### DATASET ROWS
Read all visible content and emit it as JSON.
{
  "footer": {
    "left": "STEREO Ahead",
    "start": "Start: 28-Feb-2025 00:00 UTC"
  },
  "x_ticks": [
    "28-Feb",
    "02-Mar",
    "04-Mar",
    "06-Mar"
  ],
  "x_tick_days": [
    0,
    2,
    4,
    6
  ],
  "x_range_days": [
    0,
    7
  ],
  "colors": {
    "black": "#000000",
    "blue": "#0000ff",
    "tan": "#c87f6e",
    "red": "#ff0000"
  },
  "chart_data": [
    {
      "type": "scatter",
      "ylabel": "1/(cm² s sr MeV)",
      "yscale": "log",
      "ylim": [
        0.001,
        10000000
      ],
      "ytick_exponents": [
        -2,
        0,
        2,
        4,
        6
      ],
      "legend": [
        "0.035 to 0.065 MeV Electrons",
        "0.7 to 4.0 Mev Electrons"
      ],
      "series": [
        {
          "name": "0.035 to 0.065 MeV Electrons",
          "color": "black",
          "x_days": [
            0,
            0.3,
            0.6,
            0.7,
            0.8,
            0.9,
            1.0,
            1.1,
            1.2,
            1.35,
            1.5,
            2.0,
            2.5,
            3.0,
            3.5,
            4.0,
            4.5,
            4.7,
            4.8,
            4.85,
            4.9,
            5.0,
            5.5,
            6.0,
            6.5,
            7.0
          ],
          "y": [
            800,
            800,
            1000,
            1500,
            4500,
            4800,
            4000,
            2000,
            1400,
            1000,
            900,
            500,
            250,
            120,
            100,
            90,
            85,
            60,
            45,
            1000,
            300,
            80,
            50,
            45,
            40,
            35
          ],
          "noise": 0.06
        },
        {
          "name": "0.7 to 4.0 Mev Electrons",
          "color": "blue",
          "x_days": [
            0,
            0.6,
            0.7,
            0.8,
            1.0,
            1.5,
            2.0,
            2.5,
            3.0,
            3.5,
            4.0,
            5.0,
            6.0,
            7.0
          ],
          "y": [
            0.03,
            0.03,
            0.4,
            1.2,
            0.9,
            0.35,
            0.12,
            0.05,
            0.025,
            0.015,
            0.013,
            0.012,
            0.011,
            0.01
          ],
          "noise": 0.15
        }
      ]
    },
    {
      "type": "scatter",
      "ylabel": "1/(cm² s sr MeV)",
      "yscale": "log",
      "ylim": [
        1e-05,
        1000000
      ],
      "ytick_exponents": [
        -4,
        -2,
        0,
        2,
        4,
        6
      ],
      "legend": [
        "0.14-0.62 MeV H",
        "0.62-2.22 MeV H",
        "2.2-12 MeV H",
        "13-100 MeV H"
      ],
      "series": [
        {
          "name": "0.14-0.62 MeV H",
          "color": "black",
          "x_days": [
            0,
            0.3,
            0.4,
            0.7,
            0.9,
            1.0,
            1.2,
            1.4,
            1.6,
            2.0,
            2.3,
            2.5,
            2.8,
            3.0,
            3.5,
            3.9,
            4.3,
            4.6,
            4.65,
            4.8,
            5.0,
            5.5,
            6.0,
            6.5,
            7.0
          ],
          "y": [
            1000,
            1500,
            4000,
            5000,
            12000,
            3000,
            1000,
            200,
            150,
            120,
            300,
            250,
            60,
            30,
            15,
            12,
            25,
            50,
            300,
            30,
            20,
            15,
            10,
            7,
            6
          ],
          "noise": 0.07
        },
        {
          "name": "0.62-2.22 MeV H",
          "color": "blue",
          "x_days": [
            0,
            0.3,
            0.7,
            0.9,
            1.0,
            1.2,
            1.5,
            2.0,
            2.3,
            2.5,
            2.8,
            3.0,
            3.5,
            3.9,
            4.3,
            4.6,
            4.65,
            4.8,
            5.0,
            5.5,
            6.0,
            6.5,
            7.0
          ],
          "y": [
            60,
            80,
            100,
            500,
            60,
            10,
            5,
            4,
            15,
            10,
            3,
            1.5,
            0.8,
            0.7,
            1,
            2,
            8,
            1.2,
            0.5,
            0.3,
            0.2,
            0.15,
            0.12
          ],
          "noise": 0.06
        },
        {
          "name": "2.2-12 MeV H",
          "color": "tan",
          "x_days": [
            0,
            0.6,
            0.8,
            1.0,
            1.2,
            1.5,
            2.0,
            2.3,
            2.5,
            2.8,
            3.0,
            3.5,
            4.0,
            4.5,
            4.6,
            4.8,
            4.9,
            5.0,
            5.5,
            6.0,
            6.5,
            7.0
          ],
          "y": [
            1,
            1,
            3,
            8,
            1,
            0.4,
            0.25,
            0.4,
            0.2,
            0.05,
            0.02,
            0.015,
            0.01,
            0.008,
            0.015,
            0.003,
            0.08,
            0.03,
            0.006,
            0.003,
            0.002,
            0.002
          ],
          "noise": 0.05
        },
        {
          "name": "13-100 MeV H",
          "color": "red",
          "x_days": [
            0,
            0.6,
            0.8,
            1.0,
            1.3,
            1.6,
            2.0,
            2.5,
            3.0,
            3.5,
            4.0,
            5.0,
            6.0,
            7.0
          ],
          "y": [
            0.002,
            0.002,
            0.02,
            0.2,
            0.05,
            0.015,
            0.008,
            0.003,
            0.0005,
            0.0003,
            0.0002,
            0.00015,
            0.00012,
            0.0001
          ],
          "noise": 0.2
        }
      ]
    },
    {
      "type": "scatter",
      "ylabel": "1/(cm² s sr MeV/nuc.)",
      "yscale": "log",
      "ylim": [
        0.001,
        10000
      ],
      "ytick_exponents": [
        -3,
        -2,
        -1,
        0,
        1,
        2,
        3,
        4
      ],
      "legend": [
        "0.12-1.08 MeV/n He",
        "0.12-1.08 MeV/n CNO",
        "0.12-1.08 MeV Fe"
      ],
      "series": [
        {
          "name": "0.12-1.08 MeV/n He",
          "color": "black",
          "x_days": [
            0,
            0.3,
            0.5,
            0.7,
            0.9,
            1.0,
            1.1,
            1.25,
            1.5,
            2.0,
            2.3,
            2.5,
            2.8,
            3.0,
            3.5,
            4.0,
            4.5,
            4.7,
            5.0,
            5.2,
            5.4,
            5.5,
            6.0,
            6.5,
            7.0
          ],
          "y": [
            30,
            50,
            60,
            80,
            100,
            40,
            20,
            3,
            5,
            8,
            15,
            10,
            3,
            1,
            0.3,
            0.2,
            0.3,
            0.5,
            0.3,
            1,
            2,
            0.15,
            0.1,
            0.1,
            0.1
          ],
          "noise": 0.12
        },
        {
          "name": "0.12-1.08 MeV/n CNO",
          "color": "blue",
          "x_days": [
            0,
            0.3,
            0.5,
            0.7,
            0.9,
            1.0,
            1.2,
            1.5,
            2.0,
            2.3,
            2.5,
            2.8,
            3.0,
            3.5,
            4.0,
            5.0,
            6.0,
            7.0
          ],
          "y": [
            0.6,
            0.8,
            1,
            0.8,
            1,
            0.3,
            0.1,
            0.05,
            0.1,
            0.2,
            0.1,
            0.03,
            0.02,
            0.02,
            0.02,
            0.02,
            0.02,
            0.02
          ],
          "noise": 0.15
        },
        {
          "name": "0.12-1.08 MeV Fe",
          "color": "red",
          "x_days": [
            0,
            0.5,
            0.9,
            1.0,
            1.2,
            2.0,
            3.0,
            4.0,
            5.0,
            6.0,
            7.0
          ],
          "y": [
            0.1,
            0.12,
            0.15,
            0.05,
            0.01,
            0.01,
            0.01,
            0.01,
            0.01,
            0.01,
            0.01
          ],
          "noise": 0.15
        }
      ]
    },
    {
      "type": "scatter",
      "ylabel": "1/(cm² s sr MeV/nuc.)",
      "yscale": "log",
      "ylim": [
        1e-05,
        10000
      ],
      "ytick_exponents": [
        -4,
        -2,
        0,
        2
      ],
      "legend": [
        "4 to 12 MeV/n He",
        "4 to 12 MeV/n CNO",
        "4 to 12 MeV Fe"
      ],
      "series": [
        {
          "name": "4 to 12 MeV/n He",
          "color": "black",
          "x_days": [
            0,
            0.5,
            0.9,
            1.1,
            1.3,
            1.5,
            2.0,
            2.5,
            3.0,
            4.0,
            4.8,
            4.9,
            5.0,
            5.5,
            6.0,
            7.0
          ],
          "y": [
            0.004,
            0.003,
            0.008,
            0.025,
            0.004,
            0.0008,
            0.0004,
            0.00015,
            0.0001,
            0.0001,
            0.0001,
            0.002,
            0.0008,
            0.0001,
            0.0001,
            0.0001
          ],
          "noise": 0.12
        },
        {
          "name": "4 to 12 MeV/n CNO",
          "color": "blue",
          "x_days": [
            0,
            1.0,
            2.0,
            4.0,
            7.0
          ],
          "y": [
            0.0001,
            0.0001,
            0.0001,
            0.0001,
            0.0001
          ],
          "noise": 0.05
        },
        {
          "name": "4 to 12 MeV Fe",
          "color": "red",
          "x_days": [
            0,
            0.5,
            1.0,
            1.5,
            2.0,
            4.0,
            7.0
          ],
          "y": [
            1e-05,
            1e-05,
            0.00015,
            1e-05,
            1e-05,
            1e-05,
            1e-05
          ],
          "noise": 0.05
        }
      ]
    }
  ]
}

### THE PROBLEM
Collect the lines of the data that carry the word "Electrons".

### ANSWER TO THIS PROBLEM
        "0.035 to 0.065 MeV Electrons",
        "0.7 to 4.0 Mev Electrons"
          "name": "0.035 to 0.065 MeV Electrons",
          "name": "0.7 to 4.0 Mev Electrons",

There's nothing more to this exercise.